* TASK TO CARRY OUT:
Output the data that follows exactly, line for line.

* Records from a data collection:

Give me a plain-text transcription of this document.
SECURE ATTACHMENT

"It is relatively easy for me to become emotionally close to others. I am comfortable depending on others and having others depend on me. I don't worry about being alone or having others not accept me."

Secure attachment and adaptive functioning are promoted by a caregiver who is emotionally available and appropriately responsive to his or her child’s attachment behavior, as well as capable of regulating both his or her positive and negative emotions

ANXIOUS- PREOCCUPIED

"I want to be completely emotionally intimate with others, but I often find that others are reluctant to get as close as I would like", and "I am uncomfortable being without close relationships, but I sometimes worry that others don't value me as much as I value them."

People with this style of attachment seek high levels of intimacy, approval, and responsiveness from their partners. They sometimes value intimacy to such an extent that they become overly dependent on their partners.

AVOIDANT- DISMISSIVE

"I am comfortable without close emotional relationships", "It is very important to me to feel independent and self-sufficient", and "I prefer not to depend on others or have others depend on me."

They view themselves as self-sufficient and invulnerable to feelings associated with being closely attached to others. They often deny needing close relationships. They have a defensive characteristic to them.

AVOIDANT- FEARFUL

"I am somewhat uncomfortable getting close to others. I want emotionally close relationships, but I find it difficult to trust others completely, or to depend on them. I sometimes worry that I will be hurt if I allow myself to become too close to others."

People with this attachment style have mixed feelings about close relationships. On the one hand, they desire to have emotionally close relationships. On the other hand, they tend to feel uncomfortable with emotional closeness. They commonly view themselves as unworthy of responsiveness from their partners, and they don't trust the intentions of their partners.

* ANSWER FOR THE TASK:
Give me a plain-text transcription of this document.
SECURE ATTACHMENT

"It is relatively easy for me to become emotionally close to others. I am comfortable depending on others and having others depend on me. I don't worry about being alone or having others not accept me."

Secure attachment and adaptive functioning are promoted by a caregiver who is emotionally available and appropriately responsive to his or her child’s attachment behavior, as well as capable of regulating both his or her positive and negative emotions

ANXIOUS- PREOCCUPIED

"I want to be completely emotionally intimate with others, but I often find that others are reluctant to get as close as I would like", and "I am uncomfortable being without close relationships, but I sometimes worry that others don't value me as much as I value them."

People with this style of attachment seek high levels of intimacy, approval, and responsiveness from their partners. They sometimes value intimacy to such an extent that they become overly dependent on their partners.

AVOIDANT- DISMISSIVE

"I am comfortable without close emotional relationships", "It is very important to me to feel independent and self-sufficient", and "I prefer not to depend on others or have others depend on me."

They view themselves as self-sufficient and invulnerable to feelings associated with being closely attached to others. They often deny needing close relationships. They have a defensive characteristic to them.

AVOIDANT- FEARFUL

"I am somewhat uncomfortable getting close to others. I want emotionally close relationships, but I find it difficult to trust others completely, or to depend on them. I sometimes worry that I will be hurt if I allow myself to become too close to others."

People with this attachment style have mixed feelings about close relationships. On the one hand, they desire to have emotionally close relationships. On the other hand, they tend to feel uncomfortable with emotional closeness. They commonly view themselves as unworthy of responsiveness from their partners, and they don't trust the intentions of their partners.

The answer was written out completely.